■ **EXERCISE TASK**: Entries follow. Set all of them down as they stand.
** Start of RECORDS PROVIDED **
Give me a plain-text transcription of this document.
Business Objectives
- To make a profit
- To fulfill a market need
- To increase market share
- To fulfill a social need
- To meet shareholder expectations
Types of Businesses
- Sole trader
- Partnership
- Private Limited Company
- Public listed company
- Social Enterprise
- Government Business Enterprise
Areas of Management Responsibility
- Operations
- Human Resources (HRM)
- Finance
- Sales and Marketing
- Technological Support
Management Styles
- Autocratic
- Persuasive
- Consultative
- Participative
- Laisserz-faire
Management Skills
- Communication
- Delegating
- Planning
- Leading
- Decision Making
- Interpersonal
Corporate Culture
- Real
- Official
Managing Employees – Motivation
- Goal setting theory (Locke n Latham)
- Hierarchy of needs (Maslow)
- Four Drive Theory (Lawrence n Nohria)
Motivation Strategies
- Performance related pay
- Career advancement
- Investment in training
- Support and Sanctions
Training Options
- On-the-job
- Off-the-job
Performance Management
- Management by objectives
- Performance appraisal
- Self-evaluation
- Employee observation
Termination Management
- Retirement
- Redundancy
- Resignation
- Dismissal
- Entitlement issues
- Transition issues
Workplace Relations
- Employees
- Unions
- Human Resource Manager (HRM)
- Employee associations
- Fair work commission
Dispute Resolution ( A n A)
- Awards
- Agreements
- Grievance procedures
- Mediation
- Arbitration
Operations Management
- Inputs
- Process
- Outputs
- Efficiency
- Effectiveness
** End of RECORDS PROVIDED **
■ **EXERCISE SOLUTION**:
Give me a plain-text transcription of this document.
Business Objectives
- To make a profit
- To fulfill a market need
- To increase market share
- To fulfill a social need
- To meet shareholder expectations
Types of Businesses
- Sole trader
- Partnership
- Private Limited Company
- Public listed company
- Social Enterprise
- Government Business Enterprise
Areas of Management Responsibility
- Operations
- Human Resources (HRM)
- Finance
- Sales and Marketing
- Technological Support
Management Styles
- Autocratic
- Persuasive
- Consultative
- Participative
- Laisserz-faire
Management Skills
- Communication
- Delegating
- Planning
- Leading
- Decision Making
- Interpersonal
Corporate Culture
- Real
- Official
Managing Employees – Motivation
- Goal setting theory (Locke n Latham)
- Hierarchy of needs (Maslow)
- Four Drive Theory (Lawrence n Nohria)
Motivation Strategies
- Performance related pay
- Career advancement
- Investment in training
- Support and Sanctions
Training Options
- On-the-job
- Off-the-job
Performance Management
- Management by objectives
- Performance appraisal
- Self-evaluation
- Employee observation
Termination Management
- Retirement
- Redundancy
- Resignation
- Dismissal
- Entitlement issues
- Transition issues
Workplace Relations
- Employees
- Unions
- Human Resource Manager (HRM)
- Employee associations
- Fair work commission
Dispute Resolution ( A n A)
- Awards
- Agreements
- Grievance procedures
- Mediation
- Arbitration
Operations Management
- Inputs
- Process
- Outputs
- Efficiency
- Effectiveness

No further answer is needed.